In Elm, splitting up a module into multiple smaller modules may be cumbersome and result in issues relating to the single source of truth principle. That’s why, in real world Elm applications, it is not seldom to encounter very large modules. This article will introduce an architectural concept to deal with this issue by allowing the division of modules into logical , consistent and reusable submodules.
BTW, I have one question: how do you handle pages where a shared argument is required?
I.e. the logged in user is optional, and I’m assuming you handle this as share state. So we have Maybe User.
For a few pages the logged in user is optional, which is then fine, but for most pages we need to have it. Handling that all the time as a maybe is annoying. So you can pass that in as argument to Page but then we have user at two places and in case you want to update it, you could have to update it in two places.
How do you suggest you handle cases like this? User is obviously one example, I have quite a few examples where I have details which get collected along the way, and do not need to be refreshed every time. And for those pages these details are required, but until I have them they are a maybe.
*-*-*
▶ **Exercise set**
a - In the Elm modules passage, which principle can be affected when a module is split into multiple smaller modules?
b - Carry on the passage about splitting Elm modules, starting right after its final sentence.
The items that come after this passage aren't needed for anything here.
*-*-*
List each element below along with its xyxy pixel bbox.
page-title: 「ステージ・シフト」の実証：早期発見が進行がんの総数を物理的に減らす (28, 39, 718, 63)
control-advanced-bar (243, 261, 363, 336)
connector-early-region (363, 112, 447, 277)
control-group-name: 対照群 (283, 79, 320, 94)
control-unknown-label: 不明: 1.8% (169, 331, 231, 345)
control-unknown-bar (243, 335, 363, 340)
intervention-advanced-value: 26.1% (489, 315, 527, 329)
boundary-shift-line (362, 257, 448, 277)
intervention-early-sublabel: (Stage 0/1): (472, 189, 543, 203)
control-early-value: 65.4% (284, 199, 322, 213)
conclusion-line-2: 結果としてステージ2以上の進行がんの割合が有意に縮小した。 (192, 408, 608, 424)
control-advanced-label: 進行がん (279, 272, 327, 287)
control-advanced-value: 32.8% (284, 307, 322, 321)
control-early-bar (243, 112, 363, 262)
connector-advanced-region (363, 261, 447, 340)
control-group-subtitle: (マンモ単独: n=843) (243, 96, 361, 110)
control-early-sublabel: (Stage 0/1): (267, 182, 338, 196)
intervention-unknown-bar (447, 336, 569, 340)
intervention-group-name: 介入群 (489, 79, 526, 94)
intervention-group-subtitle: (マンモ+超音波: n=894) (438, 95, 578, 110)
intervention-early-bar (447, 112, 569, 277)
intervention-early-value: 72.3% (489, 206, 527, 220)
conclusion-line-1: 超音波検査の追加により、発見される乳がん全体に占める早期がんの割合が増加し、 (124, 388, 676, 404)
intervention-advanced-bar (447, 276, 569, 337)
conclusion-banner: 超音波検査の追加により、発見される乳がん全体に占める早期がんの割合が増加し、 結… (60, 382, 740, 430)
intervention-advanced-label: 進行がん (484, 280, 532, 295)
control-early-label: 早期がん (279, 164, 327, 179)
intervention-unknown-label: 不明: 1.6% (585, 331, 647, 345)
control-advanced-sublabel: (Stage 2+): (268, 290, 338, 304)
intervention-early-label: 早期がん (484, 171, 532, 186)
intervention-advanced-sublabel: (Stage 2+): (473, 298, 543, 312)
*-*-*
▶ **Answers by task**
a - The single source of truth principle.

b -
That’s a good question.
We have a similar problem in our codebase but we solve it with Maybe.map and whenJust.
But in your case, as the whole page would not need to be rendered/updated if the User was not present I would propose the following solution:
assumeUserUpdate : Msg -> Maybe User -> (Msg -> User -> User) -> User
assumeUserUpdate msg user update =
case user of
Just u ->
update msg u
Nothing ->
user -- that would be a 401
Of course, you can replace Maybe User and User by SharedState and LoggedInState or something similar to handle it in a more general way.
This can than be used for all pages that need a user.
The same could be done for views.
Let me know if this helps. Maybe we can look at your problem together and find a specific solution for your usecase.